Look below. Copy each line that has "marker" in it.

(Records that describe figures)
════════════════
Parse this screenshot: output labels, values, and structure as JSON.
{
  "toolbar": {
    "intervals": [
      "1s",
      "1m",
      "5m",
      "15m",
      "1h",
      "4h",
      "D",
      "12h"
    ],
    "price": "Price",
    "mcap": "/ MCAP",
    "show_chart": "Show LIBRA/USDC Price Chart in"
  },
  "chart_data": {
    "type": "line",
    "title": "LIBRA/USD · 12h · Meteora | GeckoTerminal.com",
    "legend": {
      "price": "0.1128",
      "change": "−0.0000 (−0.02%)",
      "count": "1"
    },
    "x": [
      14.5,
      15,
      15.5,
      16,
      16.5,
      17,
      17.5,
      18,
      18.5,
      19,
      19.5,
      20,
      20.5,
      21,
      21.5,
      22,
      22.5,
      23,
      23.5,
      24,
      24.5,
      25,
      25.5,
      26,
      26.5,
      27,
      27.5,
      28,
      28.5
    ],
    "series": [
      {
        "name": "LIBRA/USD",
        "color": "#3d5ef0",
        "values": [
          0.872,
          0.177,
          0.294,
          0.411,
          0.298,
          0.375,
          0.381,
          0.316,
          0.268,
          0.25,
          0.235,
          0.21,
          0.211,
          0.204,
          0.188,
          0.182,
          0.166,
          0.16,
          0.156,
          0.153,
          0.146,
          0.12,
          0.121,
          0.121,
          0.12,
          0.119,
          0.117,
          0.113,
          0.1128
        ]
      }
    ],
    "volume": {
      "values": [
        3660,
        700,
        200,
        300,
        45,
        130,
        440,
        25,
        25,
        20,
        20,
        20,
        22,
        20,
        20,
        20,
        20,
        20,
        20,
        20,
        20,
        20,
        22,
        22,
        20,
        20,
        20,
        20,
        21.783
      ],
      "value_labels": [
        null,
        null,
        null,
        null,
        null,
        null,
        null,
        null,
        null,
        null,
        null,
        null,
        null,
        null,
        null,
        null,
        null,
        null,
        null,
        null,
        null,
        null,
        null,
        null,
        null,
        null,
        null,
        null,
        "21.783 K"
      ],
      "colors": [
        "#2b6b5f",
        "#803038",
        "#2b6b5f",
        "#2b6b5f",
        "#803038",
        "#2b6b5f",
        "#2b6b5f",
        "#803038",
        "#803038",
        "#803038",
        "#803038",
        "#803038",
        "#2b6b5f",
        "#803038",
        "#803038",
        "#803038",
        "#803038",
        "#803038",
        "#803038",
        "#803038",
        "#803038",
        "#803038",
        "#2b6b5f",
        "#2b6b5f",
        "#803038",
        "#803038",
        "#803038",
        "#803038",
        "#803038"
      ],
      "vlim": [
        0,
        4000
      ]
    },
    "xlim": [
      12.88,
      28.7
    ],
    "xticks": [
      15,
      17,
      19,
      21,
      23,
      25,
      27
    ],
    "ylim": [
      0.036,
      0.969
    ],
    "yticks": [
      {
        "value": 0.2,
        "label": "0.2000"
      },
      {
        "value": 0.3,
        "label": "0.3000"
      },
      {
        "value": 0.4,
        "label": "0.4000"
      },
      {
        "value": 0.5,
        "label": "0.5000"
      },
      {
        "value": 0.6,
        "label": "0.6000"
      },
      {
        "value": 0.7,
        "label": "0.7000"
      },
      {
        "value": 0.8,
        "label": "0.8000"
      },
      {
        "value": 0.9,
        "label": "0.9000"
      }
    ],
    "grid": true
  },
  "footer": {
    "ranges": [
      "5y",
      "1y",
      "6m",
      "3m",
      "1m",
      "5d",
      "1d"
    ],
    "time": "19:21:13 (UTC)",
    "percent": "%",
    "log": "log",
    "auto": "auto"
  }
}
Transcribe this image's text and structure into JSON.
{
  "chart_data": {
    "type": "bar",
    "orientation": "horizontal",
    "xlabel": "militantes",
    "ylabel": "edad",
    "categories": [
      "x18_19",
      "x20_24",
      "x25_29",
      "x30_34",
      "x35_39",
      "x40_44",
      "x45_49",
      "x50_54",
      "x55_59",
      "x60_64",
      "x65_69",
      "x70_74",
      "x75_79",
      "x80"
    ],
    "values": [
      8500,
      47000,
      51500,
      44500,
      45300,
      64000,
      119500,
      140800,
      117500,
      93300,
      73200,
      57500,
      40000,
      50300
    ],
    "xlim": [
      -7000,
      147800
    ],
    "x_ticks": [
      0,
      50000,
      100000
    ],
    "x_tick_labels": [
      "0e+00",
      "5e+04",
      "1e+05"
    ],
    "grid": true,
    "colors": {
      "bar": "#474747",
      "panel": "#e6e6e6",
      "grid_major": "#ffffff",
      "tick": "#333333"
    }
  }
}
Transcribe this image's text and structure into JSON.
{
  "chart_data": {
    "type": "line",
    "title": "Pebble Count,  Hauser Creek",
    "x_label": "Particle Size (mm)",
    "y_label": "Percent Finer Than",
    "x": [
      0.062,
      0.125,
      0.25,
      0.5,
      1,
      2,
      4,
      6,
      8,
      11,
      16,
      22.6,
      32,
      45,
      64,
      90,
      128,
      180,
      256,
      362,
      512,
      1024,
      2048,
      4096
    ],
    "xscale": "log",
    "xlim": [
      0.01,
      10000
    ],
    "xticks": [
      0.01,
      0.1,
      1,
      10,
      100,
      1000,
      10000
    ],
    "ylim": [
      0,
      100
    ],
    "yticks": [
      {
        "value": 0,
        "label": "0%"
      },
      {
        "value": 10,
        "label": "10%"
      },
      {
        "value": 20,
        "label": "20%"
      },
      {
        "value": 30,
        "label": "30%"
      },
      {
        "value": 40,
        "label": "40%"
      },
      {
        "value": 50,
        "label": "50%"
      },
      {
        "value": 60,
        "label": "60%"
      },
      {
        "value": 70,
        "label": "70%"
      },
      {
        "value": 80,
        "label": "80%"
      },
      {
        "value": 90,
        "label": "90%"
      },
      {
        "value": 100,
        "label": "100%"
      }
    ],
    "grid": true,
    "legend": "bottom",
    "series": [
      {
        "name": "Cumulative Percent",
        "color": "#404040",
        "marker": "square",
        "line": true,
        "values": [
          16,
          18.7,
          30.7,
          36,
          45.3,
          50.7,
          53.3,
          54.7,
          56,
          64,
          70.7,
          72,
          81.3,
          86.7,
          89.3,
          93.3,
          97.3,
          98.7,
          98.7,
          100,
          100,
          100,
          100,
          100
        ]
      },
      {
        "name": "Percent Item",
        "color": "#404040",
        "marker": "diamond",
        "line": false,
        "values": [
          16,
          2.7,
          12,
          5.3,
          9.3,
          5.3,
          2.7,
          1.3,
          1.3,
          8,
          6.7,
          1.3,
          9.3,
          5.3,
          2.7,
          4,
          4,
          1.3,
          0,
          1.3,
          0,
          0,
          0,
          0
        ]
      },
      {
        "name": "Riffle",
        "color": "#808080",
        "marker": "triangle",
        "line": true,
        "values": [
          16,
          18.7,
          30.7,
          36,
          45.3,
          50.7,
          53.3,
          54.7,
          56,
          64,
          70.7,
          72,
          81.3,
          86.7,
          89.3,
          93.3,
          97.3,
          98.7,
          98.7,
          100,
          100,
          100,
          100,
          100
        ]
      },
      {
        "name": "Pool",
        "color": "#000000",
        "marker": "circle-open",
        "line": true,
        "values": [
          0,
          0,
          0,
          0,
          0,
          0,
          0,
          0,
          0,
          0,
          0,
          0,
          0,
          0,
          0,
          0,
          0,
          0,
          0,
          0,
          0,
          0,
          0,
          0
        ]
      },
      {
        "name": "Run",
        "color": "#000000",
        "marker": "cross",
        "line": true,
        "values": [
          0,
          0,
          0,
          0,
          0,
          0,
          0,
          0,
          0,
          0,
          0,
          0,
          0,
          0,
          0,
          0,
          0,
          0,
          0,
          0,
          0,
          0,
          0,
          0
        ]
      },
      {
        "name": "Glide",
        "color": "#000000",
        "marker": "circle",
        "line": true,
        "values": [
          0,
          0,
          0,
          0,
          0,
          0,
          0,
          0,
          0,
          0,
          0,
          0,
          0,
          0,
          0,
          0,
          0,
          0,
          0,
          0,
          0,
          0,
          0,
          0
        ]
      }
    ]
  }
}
════════════════
ANSWER TO THE PROBLEM.
        "marker": "square",
        "marker": "diamond",
        "marker": "triangle",
        "marker": "circle-open",
        "marker": "cross",
        "marker": "circle",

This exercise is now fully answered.